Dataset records
────────────────────────────────────────

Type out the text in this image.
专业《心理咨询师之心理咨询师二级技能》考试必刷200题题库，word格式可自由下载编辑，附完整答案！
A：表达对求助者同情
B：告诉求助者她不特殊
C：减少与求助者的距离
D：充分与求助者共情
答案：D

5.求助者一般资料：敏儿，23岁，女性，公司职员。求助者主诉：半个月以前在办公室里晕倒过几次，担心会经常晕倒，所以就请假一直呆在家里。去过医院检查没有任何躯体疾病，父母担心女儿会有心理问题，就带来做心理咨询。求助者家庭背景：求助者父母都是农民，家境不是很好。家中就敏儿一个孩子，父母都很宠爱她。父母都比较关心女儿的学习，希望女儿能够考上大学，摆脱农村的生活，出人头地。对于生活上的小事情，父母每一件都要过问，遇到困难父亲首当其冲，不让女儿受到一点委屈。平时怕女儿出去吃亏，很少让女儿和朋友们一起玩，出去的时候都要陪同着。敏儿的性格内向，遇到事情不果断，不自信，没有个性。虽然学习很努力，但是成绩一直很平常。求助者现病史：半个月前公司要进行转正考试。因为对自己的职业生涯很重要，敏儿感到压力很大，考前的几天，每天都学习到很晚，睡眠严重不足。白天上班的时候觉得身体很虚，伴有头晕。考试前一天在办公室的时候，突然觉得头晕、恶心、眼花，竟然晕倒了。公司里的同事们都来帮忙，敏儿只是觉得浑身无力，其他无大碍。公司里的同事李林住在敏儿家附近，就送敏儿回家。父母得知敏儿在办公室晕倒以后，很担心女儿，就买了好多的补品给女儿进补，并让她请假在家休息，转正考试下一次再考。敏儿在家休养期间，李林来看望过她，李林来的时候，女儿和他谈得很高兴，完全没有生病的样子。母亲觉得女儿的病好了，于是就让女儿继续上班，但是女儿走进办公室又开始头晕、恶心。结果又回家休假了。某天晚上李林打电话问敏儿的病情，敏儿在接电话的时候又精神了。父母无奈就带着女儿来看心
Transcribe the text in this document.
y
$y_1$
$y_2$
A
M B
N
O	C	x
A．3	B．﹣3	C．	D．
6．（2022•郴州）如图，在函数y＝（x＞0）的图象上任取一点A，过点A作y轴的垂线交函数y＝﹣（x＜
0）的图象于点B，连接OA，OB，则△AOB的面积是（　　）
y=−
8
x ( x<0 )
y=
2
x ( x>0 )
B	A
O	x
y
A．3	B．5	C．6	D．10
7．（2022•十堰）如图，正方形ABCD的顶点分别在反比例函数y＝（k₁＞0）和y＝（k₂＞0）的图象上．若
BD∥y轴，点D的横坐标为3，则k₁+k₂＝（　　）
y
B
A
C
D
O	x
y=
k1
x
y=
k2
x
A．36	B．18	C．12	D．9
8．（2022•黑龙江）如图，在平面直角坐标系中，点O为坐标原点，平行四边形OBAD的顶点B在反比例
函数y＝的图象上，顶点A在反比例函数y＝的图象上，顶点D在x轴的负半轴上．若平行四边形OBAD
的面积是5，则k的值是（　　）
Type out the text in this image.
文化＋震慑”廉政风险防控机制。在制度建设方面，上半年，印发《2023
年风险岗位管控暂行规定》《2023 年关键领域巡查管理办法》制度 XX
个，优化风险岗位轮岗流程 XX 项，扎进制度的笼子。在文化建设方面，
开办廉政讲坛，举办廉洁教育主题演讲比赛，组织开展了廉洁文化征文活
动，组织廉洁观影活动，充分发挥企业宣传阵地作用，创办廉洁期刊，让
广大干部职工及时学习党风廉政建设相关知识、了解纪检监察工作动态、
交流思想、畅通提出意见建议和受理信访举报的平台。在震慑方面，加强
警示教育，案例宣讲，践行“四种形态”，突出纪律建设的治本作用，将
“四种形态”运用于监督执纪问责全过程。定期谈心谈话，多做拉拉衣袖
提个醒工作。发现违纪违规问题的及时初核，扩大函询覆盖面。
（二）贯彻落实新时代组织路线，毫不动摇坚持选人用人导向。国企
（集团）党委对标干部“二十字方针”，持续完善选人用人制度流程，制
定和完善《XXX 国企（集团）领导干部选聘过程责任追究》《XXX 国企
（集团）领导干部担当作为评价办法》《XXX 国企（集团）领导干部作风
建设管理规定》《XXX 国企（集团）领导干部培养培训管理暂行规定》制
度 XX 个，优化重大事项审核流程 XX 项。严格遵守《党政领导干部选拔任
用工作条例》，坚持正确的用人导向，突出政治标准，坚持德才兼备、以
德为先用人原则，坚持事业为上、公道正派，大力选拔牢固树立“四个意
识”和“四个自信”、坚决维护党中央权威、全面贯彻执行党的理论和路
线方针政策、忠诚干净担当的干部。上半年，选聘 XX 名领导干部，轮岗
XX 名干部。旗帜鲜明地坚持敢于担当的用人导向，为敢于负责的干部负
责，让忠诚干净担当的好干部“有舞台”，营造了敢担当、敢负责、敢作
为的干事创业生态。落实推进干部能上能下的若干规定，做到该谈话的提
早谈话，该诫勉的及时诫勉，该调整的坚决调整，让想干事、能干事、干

────────────────────────────────────────

» **Task instructions**: Repeat all the entries exactly as given.

» **Result**:
Type out the text in this image.
专业《心理咨询师之心理咨询师二级技能》考试必刷200题题库，word格式可自由下载编辑，附完整答案！
A：表达对求助者同情
B：告诉求助者她不特殊
C：减少与求助者的距离
D：充分与求助者共情
答案：D

5.求助者一般资料：敏儿，23岁，女性，公司职员。求助者主诉：半个月以前在办公室里晕倒过几次，担心会经常晕倒，所以就请假一直呆在家里。去过医院检查没有任何躯体疾病，父母担心女儿会有心理问题，就带来做心理咨询。求助者家庭背景：求助者父母都是农民，家境不是很好。家中就敏儿一个孩子，父母都很宠爱她。父母都比较关心女儿的学习，希望女儿能够考上大学，摆脱农村的生活，出人头地。对于生活上的小事情，父母每一件都要过问，遇到困难父亲首当其冲，不让女儿受到一点委屈。平时怕女儿出去吃亏，很少让女儿和朋友们一起玩，出去的时候都要陪同着。敏儿的性格内向，遇到事情不果断，不自信，没有个性。虽然学习很努力，但是成绩一直很平常。求助者现病史：半个月前公司要进行转正考试。因为对自己的职业生涯很重要，敏儿感到压力很大，考前的几天，每天都学习到很晚，睡眠严重不足。白天上班的时候觉得身体很虚，伴有头晕。考试前一天在办公室的时候，突然觉得头晕、恶心、眼花，竟然晕倒了。公司里的同事们都来帮忙，敏儿只是觉得浑身无力，其他无大碍。公司里的同事李林住在敏儿家附近，就送敏儿回家。父母得知敏儿在办公室晕倒以后，很担心女儿，就买了好多的补品给女儿进补，并让她请假在家休息，转正考试下一次再考。敏儿在家休养期间，李林来看望过她，李林来的时候，女儿和他谈得很高兴，完全没有生病的样子。母亲觉得女儿的病好了，于是就让女儿继续上班，但是女儿走进办公室又开始头晕、恶心。结果又回家休假了。某天晚上李林打电话问敏儿的病情，敏儿在接电话的时候又精神了。父母无奈就带着女儿来看心
Transcribe the text in this document.
y
$y_1$
$y_2$
A
M B
N
O	C	x
A．3	B．﹣3	C．	D．
6．（2022•郴州）如图，在函数y＝（x＞0）的图象上任取一点A，过点A作y轴的垂线交函数y＝﹣（x＜
0）的图象于点B，连接OA，OB，则△AOB的面积是（　　）
y=−
8
x ( x<0 )
y=
2
x ( x>0 )
B	A
O	x
y
A．3	B．5	C．6	D．10
7．（2022•十堰）如图，正方形ABCD的顶点分别在反比例函数y＝（k₁＞0）和y＝（k₂＞0）的图象上．若
BD∥y轴，点D的横坐标为3，则k₁+k₂＝（　　）
y
B
A
C
D
O	x
y=
k1
x
y=
k2
x
A．36	B．18	C．12	D．9
8．（2022•黑龙江）如图，在平面直角坐标系中，点O为坐标原点，平行四边形OBAD的顶点B在反比例
函数y＝的图象上，顶点A在反比例函数y＝的图象上，顶点D在x轴的负半轴上．若平行四边形OBAD
的面积是5，则k的值是（　　）
Type out the text in this image.
文化＋震慑”廉政风险防控机制。在制度建设方面，上半年，印发《2023
年风险岗位管控暂行规定》《2023 年关键领域巡查管理办法》制度 XX
个，优化风险岗位轮岗流程 XX 项，扎进制度的笼子。在文化建设方面，
开办廉政讲坛，举办廉洁教育主题演讲比赛，组织开展了廉洁文化征文活
动，组织廉洁观影活动，充分发挥企业宣传阵地作用，创办廉洁期刊，让
广大干部职工及时学习党风廉政建设相关知识、了解纪检监察工作动态、
交流思想、畅通提出意见建议和受理信访举报的平台。在震慑方面，加强
警示教育，案例宣讲，践行“四种形态”，突出纪律建设的治本作用，将
“四种形态”运用于监督执纪问责全过程。定期谈心谈话，多做拉拉衣袖
提个醒工作。发现违纪违规问题的及时初核，扩大函询覆盖面。
（二）贯彻落实新时代组织路线，毫不动摇坚持选人用人导向。国企
（集团）党委对标干部“二十字方针”，持续完善选人用人制度流程，制
定和完善《XXX 国企（集团）领导干部选聘过程责任追究》《XXX 国企
（集团）领导干部担当作为评价办法》《XXX 国企（集团）领导干部作风
建设管理规定》《XXX 国企（集团）领导干部培养培训管理暂行规定》制
度 XX 个，优化重大事项审核流程 XX 项。严格遵守《党政领导干部选拔任
用工作条例》，坚持正确的用人导向，突出政治标准，坚持德才兼备、以
德为先用人原则，坚持事业为上、公道正派，大力选拔牢固树立“四个意
识”和“四个自信”、坚决维护党中央权威、全面贯彻执行党的理论和路
线方针政策、忠诚干净担当的干部。上半年，选聘 XX 名领导干部，轮岗
XX 名干部。旗帜鲜明地坚持敢于担当的用人导向，为敢于负责的干部负
责，让忠诚干净担当的好干部“有舞台”，营造了敢担当、敢负责、敢作
为的干事创业生态。落实推进干部能上能下的若干规定，做到该谈话的提
早谈话，该诫勉的及时诫勉，该调整的坚决调整，让想干事、能干事、干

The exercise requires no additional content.